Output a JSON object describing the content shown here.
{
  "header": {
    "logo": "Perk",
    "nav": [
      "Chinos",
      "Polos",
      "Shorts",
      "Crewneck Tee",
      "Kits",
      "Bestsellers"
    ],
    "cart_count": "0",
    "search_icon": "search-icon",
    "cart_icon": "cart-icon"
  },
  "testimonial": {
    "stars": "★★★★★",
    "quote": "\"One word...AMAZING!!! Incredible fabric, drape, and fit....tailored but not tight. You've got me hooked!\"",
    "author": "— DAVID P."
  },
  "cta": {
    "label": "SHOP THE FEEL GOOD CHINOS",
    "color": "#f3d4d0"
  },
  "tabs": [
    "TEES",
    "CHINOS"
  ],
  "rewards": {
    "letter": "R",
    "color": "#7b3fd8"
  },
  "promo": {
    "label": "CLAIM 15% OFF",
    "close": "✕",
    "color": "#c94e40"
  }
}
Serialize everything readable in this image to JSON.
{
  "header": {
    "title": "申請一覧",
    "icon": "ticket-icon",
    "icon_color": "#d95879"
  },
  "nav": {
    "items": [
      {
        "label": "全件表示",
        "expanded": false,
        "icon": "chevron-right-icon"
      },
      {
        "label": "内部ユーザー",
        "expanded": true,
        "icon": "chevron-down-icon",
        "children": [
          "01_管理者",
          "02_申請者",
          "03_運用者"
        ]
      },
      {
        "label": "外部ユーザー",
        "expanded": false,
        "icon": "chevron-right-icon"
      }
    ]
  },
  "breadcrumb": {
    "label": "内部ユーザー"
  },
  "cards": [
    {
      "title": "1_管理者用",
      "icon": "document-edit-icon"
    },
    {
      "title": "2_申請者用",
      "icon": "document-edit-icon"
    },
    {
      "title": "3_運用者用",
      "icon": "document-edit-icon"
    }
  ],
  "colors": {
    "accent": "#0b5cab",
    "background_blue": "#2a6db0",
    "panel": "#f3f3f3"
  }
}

- - - -

PROBLEM DESCRIPTION. Retype exactly the lines from the one containing "Serialize everything readable" through the last line of the records above, including both.

RESPONSE FOR THIS EXERCISE.
Serialize everything readable in this image to JSON.
{
  "header": {
    "title": "申請一覧",
    "icon": "ticket-icon",
    "icon_color": "#d95879"
  },
  "nav": {
    "items": [
      {
        "label": "全件表示",
        "expanded": false,
        "icon": "chevron-right-icon"
      },
      {
        "label": "内部ユーザー",
        "expanded": true,
        "icon": "chevron-down-icon",
        "children": [
          "01_管理者",
          "02_申請者",
          "03_運用者"
        ]
      },
      {
        "label": "外部ユーザー",
        "expanded": false,
        "icon": "chevron-right-icon"
      }
    ]
  },
  "breadcrumb": {
    "label": "内部ユーザー"
  },
  "cards": [
    {
      "title": "1_管理者用",
      "icon": "document-edit-icon"
    },
    {
      "title": "2_申請者用",
      "icon": "document-edit-icon"
    },
    {
      "title": "3_運用者用",
      "icon": "document-edit-icon"
    }
  ],
  "colors": {
    "accent": "#0b5cab",
    "background_blue": "#2a6db0",
    "panel": "#f3f3f3"
  }
}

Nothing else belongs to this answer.